• _Problem to work on_
All lines holding the string "find" are to be shown.
======
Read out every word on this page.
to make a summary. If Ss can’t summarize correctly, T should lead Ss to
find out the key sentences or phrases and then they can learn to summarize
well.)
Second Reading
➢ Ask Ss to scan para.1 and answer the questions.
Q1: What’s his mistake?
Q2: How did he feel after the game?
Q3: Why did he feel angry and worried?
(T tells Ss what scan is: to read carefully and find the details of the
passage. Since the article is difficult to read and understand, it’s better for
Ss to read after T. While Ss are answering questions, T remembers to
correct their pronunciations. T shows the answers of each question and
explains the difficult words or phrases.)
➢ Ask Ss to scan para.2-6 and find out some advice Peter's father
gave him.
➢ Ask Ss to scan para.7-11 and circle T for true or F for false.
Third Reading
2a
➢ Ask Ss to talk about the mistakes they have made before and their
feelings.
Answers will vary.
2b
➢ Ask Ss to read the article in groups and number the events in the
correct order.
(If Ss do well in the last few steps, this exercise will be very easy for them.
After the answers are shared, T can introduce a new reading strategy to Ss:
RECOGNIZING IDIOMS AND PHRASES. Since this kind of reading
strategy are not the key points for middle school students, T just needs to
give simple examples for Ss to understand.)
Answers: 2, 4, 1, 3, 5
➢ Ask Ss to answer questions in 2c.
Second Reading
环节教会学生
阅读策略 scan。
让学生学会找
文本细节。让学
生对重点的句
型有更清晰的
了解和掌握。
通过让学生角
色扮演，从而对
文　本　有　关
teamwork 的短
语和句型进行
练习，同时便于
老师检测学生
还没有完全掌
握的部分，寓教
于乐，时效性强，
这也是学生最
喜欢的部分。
======
• _Correct result_
find out the key sentences or phrases and then they can learn to summarize
(T tells Ss what scan is: to read carefully and find the details of the
➢ Ask Ss to scan para.2-6 and find out some advice Peter's father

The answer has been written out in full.